» **INSTRUCTION**
From the entries that follow, extract each line holding the string "self".

_____

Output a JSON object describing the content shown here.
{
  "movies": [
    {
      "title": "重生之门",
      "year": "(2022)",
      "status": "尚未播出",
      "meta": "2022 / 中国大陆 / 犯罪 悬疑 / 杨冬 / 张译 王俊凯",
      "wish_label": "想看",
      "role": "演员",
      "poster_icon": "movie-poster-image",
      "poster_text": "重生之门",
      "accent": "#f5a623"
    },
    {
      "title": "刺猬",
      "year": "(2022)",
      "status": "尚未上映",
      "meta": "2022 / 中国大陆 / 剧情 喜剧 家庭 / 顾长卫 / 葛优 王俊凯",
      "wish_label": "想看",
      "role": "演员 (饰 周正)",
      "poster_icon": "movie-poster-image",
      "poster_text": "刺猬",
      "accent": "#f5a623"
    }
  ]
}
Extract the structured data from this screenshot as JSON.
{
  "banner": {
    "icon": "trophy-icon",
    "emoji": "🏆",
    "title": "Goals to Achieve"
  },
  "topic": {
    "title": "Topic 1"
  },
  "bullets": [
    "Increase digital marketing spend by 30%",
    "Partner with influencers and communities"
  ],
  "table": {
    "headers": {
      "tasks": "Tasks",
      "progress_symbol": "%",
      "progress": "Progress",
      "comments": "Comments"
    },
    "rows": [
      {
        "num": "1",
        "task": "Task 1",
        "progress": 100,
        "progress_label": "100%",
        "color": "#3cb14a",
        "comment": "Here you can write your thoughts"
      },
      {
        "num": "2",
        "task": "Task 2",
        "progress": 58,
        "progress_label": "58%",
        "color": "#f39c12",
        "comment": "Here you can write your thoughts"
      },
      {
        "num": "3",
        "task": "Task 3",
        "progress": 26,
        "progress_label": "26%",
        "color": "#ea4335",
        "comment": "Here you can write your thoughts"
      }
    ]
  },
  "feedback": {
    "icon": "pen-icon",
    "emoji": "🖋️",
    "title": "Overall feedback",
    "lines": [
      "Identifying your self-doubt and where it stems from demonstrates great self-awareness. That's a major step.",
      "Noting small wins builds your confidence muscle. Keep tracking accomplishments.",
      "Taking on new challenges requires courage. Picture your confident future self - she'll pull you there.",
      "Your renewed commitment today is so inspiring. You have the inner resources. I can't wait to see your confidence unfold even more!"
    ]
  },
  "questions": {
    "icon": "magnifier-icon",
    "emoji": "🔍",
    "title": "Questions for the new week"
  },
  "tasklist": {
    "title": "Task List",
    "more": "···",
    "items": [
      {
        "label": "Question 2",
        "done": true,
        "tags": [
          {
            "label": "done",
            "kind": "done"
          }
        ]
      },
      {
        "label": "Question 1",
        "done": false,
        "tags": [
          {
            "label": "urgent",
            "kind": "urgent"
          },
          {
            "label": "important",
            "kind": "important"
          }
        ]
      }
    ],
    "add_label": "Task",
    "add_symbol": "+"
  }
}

_____

» **CORRECT RESPONSE**
      "Identifying your self-doubt and where it stems from demonstrates great self-awareness. That's a major step.",
      "Taking on new challenges requires courage. Picture your confident future self - she'll pull you there.",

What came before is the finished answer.